Skip the images. Copy the records exactly as written.

=== DATASET EXTRACT ===

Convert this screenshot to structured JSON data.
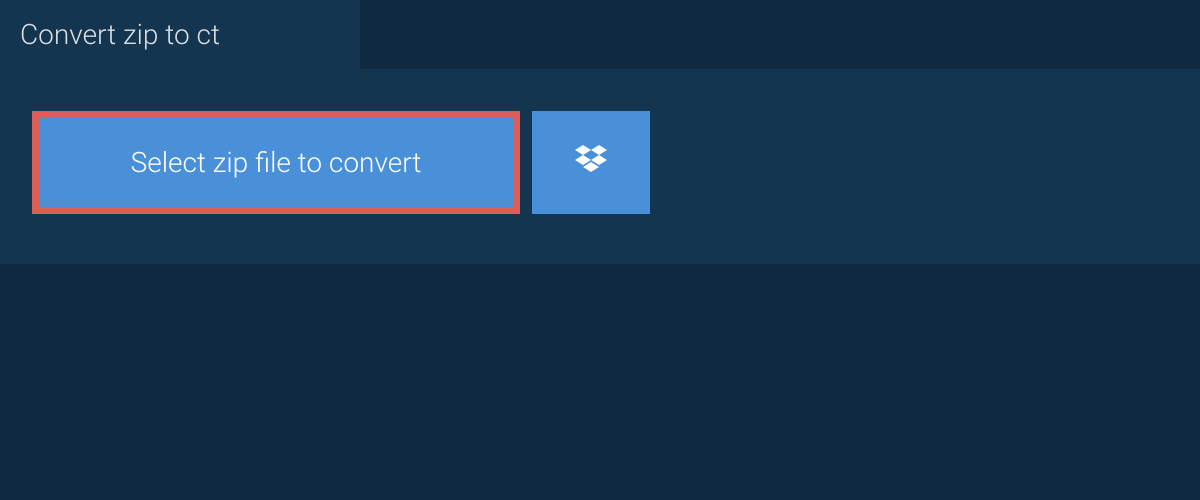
{
  "tab": {
    "title": "Convert zip to ct"
  },
  "buttons": {
    "select_label": "Select zip file to convert"
  }
}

===

_PROBLEM SOLUTION_
Convert this screenshot to structured JSON data.
{
  "tab": {
    "title": "Convert zip to ct"
  },
  "buttons": {
    "select_label": "Select zip file to convert"
  }
}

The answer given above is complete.